(Rows from a dataset)
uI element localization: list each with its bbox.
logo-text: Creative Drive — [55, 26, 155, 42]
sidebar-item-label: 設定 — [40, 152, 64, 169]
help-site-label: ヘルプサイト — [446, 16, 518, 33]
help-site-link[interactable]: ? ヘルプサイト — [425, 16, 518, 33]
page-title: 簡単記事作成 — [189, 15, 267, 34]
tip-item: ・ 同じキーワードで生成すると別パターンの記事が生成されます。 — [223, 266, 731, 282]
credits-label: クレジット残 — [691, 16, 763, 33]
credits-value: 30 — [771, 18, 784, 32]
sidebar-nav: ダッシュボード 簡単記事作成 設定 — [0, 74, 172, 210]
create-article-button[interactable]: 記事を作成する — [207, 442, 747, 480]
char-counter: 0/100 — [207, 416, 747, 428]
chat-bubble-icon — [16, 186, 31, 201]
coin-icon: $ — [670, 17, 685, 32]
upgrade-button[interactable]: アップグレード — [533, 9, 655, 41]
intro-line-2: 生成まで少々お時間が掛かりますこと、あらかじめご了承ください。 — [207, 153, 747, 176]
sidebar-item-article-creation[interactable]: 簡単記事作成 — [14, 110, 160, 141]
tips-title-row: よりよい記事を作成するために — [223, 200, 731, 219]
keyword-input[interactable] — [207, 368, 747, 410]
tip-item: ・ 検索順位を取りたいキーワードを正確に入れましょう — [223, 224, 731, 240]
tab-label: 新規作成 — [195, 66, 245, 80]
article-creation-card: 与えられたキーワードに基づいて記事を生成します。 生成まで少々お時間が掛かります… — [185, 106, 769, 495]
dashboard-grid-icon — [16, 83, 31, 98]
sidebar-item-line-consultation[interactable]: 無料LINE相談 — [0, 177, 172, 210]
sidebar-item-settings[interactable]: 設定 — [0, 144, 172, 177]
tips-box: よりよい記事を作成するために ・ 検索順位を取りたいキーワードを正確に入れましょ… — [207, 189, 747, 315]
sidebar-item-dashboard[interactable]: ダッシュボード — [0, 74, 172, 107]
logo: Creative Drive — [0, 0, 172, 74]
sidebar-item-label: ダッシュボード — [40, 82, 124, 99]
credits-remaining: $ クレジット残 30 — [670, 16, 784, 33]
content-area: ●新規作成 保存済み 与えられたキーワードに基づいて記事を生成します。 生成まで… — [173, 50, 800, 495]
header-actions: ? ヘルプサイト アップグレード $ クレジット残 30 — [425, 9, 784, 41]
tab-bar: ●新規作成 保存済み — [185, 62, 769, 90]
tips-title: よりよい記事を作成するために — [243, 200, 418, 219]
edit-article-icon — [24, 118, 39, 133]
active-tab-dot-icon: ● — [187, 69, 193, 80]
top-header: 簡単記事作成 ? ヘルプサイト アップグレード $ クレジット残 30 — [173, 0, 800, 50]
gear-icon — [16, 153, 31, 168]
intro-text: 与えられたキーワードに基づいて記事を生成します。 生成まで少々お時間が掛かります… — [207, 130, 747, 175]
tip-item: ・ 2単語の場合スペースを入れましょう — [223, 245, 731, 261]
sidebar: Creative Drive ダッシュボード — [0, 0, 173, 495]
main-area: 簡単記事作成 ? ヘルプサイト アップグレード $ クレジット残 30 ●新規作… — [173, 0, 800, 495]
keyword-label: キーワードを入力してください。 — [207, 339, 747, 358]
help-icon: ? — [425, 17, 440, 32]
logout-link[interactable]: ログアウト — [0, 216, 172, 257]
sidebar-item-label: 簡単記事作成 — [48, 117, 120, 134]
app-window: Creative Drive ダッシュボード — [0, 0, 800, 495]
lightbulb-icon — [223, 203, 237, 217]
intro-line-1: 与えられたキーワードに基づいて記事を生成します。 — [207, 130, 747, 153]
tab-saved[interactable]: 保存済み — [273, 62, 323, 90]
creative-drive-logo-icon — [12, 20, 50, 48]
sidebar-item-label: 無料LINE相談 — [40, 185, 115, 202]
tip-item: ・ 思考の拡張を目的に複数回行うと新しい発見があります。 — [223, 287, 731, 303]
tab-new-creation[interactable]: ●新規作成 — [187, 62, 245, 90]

◆ WRITTEN INSTRUCTION: Print the lines of the items above verbatim, leaving nothing out.

◆ RESPONSE FOR THIS EXERCISE:
uI element localization: list each with its bbox.
logo-text: Creative Drive — [55, 26, 155, 42]
sidebar-item-label: 設定 — [40, 152, 64, 169]
help-site-label: ヘルプサイト — [446, 16, 518, 33]
help-site-link[interactable]: ? ヘルプサイト — [425, 16, 518, 33]
page-title: 簡単記事作成 — [189, 15, 267, 34]
tip-item: ・ 同じキーワードで生成すると別パターンの記事が生成されます。 — [223, 266, 731, 282]
credits-label: クレジット残 — [691, 16, 763, 33]
credits-value: 30 — [771, 18, 784, 32]
sidebar-nav: ダッシュボード 簡単記事作成 設定 — [0, 74, 172, 210]
create-article-button[interactable]: 記事を作成する — [207, 442, 747, 480]
char-counter: 0/100 — [207, 416, 747, 428]
chat-bubble-icon — [16, 186, 31, 201]
coin-icon: $ — [670, 17, 685, 32]
upgrade-button[interactable]: アップグレード — [533, 9, 655, 41]
intro-line-2: 生成まで少々お時間が掛かりますこと、あらかじめご了承ください。 — [207, 153, 747, 176]
sidebar-item-article-creation[interactable]: 簡単記事作成 — [14, 110, 160, 141]
tips-title-row: よりよい記事を作成するために — [223, 200, 731, 219]
keyword-input[interactable] — [207, 368, 747, 410]
tip-item: ・ 検索順位を取りたいキーワードを正確に入れましょう — [223, 224, 731, 240]
tab-label: 新規作成 — [195, 66, 245, 80]
article-creation-card: 与えられたキーワードに基づいて記事を生成します。 生成まで少々お時間が掛かります… — [185, 106, 769, 495]
dashboard-grid-icon — [16, 83, 31, 98]
sidebar-item-line-consultation[interactable]: 無料LINE相談 — [0, 177, 172, 210]
sidebar-item-settings[interactable]: 設定 — [0, 144, 172, 177]
tips-box: よりよい記事を作成するために ・ 検索順位を取りたいキーワードを正確に入れましょ… — [207, 189, 747, 315]
sidebar-item-dashboard[interactable]: ダッシュボード — [0, 74, 172, 107]
logo: Creative Drive — [0, 0, 172, 74]
sidebar-item-label: ダッシュボード — [40, 82, 124, 99]
credits-remaining: $ クレジット残 30 — [670, 16, 784, 33]
content-area: ●新規作成 保存済み 与えられたキーワードに基づいて記事を生成します。 生成まで… — [173, 50, 800, 495]
header-actions: ? ヘルプサイト アップグレード $ クレジット残 30 — [425, 9, 784, 41]
tab-bar: ●新規作成 保存済み — [185, 62, 769, 90]
tips-title: よりよい記事を作成するために — [243, 200, 418, 219]
edit-article-icon — [24, 118, 39, 133]
active-tab-dot-icon: ● — [187, 69, 193, 80]
top-header: 簡単記事作成 ? ヘルプサイト アップグレード $ クレジット残 30 — [173, 0, 800, 50]
gear-icon — [16, 153, 31, 168]
intro-text: 与えられたキーワードに基づいて記事を生成します。 生成まで少々お時間が掛かります… — [207, 130, 747, 175]
tip-item: ・ 2単語の場合スペースを入れましょう — [223, 245, 731, 261]
sidebar: Creative Drive ダッシュボード — [0, 0, 173, 495]
main-area: 簡単記事作成 ? ヘルプサイト アップグレード $ クレジット残 30 ●新規作… — [173, 0, 800, 495]
keyword-label: キーワードを入力してください。 — [207, 339, 747, 358]
help-icon: ? — [425, 17, 440, 32]
logout-link[interactable]: ログアウト — [0, 216, 172, 257]
sidebar-item-label: 簡単記事作成 — [48, 117, 120, 134]
app-window: Creative Drive ダッシュボード — [0, 0, 800, 495]
lightbulb-icon — [223, 203, 237, 217]
intro-line-1: 与えられたキーワードに基づいて記事を生成します。 — [207, 130, 747, 153]
tab-saved[interactable]: 保存済み — [273, 62, 323, 90]
creative-drive-logo-icon — [12, 20, 50, 48]
sidebar-item-label: 無料LINE相談 — [40, 185, 115, 202]
tip-item: ・ 思考の拡張を目的に複数回行うと新しい発見があります。 — [223, 287, 731, 303]
tab-new-creation[interactable]: ●新規作成 — [187, 62, 245, 90]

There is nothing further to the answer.